Rows from a dataset
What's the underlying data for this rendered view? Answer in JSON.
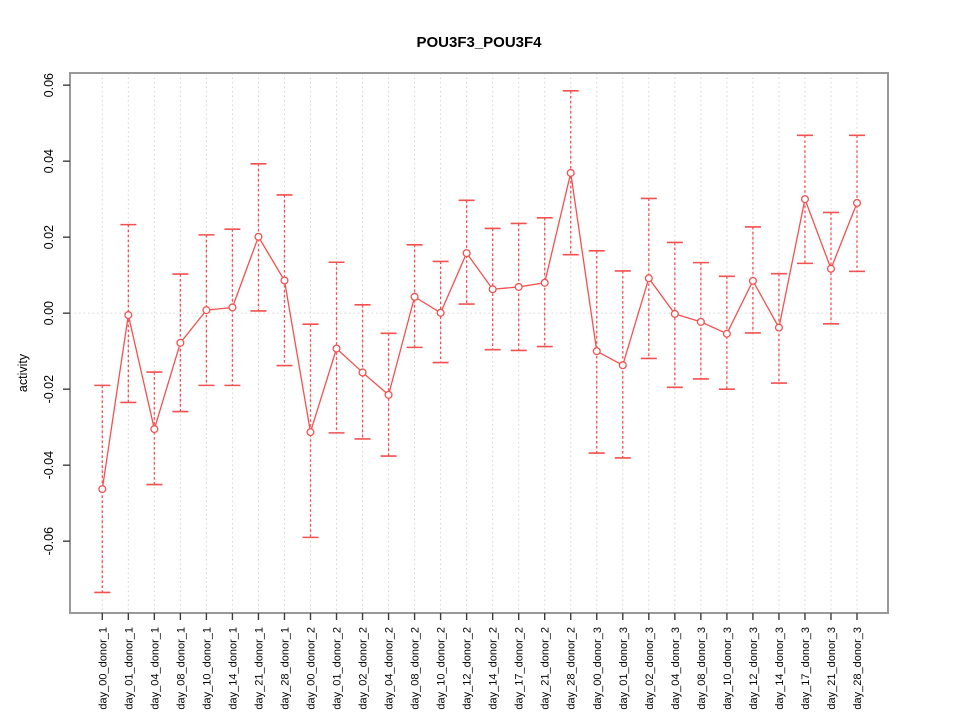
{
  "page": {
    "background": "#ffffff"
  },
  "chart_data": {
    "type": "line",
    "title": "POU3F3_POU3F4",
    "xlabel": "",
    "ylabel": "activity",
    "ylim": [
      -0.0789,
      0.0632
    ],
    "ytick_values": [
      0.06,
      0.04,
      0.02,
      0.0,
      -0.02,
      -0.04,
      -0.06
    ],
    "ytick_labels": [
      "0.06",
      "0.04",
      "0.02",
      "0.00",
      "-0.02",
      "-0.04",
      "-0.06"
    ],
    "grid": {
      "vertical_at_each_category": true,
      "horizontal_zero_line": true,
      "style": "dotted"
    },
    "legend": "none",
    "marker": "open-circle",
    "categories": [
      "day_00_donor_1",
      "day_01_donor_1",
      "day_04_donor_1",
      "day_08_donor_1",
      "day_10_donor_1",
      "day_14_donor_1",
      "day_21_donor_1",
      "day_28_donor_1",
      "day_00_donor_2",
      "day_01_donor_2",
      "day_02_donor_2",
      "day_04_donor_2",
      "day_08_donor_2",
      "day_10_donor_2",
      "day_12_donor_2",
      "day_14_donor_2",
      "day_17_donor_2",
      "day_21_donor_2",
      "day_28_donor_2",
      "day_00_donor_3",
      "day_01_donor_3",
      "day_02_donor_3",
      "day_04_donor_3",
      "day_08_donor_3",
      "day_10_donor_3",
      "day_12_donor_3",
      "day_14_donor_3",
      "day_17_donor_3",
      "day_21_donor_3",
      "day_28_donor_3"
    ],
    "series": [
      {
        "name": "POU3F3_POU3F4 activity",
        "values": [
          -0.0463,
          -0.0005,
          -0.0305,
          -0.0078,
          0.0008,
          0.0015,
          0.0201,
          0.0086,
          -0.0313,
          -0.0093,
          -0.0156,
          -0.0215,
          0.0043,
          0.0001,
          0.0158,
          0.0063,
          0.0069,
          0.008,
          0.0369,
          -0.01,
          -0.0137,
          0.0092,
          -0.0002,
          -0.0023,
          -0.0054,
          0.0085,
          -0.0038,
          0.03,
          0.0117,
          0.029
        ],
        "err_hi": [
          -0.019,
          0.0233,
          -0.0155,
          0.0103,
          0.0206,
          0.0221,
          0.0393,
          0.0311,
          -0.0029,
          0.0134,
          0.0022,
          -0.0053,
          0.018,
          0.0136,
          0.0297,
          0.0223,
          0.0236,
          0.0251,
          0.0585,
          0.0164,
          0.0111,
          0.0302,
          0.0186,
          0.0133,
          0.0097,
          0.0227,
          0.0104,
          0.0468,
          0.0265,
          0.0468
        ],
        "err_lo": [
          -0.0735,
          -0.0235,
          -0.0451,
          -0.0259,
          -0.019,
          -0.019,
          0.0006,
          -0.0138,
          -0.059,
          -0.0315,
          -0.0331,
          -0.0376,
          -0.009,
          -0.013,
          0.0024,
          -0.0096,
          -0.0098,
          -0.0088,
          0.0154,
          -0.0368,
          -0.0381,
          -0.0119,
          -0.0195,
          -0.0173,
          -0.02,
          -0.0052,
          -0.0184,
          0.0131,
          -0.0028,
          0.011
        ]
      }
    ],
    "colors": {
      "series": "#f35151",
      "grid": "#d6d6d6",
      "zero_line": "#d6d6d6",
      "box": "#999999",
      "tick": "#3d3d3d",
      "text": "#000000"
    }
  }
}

### Directions
Reproduce the whole listing above word for word, but not its pictures.

### Full output
What's the underlying data for this rendered view? Answer in JSON.
{
  "page": {
    "background": "#ffffff"
  },
  "chart_data": {
    "type": "line",
    "title": "POU3F3_POU3F4",
    "xlabel": "",
    "ylabel": "activity",
    "ylim": [
      -0.0789,
      0.0632
    ],
    "ytick_values": [
      0.06,
      0.04,
      0.02,
      0.0,
      -0.02,
      -0.04,
      -0.06
    ],
    "ytick_labels": [
      "0.06",
      "0.04",
      "0.02",
      "0.00",
      "-0.02",
      "-0.04",
      "-0.06"
    ],
    "grid": {
      "vertical_at_each_category": true,
      "horizontal_zero_line": true,
      "style": "dotted"
    },
    "legend": "none",
    "marker": "open-circle",
    "categories": [
      "day_00_donor_1",
      "day_01_donor_1",
      "day_04_donor_1",
      "day_08_donor_1",
      "day_10_donor_1",
      "day_14_donor_1",
      "day_21_donor_1",
      "day_28_donor_1",
      "day_00_donor_2",
      "day_01_donor_2",
      "day_02_donor_2",
      "day_04_donor_2",
      "day_08_donor_2",
      "day_10_donor_2",
      "day_12_donor_2",
      "day_14_donor_2",
      "day_17_donor_2",
      "day_21_donor_2",
      "day_28_donor_2",
      "day_00_donor_3",
      "day_01_donor_3",
      "day_02_donor_3",
      "day_04_donor_3",
      "day_08_donor_3",
      "day_10_donor_3",
      "day_12_donor_3",
      "day_14_donor_3",
      "day_17_donor_3",
      "day_21_donor_3",
      "day_28_donor_3"
    ],
    "series": [
      {
        "name": "POU3F3_POU3F4 activity",
        "values": [
          -0.0463,
          -0.0005,
          -0.0305,
          -0.0078,
          0.0008,
          0.0015,
          0.0201,
          0.0086,
          -0.0313,
          -0.0093,
          -0.0156,
          -0.0215,
          0.0043,
          0.0001,
          0.0158,
          0.0063,
          0.0069,
          0.008,
          0.0369,
          -0.01,
          -0.0137,
          0.0092,
          -0.0002,
          -0.0023,
          -0.0054,
          0.0085,
          -0.0038,
          0.03,
          0.0117,
          0.029
        ],
        "err_hi": [
          -0.019,
          0.0233,
          -0.0155,
          0.0103,
          0.0206,
          0.0221,
          0.0393,
          0.0311,
          -0.0029,
          0.0134,
          0.0022,
          -0.0053,
          0.018,
          0.0136,
          0.0297,
          0.0223,
          0.0236,
          0.0251,
          0.0585,
          0.0164,
          0.0111,
          0.0302,
          0.0186,
          0.0133,
          0.0097,
          0.0227,
          0.0104,
          0.0468,
          0.0265,
          0.0468
        ],
        "err_lo": [
          -0.0735,
          -0.0235,
          -0.0451,
          -0.0259,
          -0.019,
          -0.019,
          0.0006,
          -0.0138,
          -0.059,
          -0.0315,
          -0.0331,
          -0.0376,
          -0.009,
          -0.013,
          0.0024,
          -0.0096,
          -0.0098,
          -0.0088,
          0.0154,
          -0.0368,
          -0.0381,
          -0.0119,
          -0.0195,
          -0.0173,
          -0.02,
          -0.0052,
          -0.0184,
          0.0131,
          -0.0028,
          0.011
        ]
      }
    ],
    "colors": {
      "series": "#f35151",
      "grid": "#d6d6d6",
      "zero_line": "#d6d6d6",
      "box": "#999999",
      "tick": "#3d3d3d",
      "text": "#000000"
    }
  }
}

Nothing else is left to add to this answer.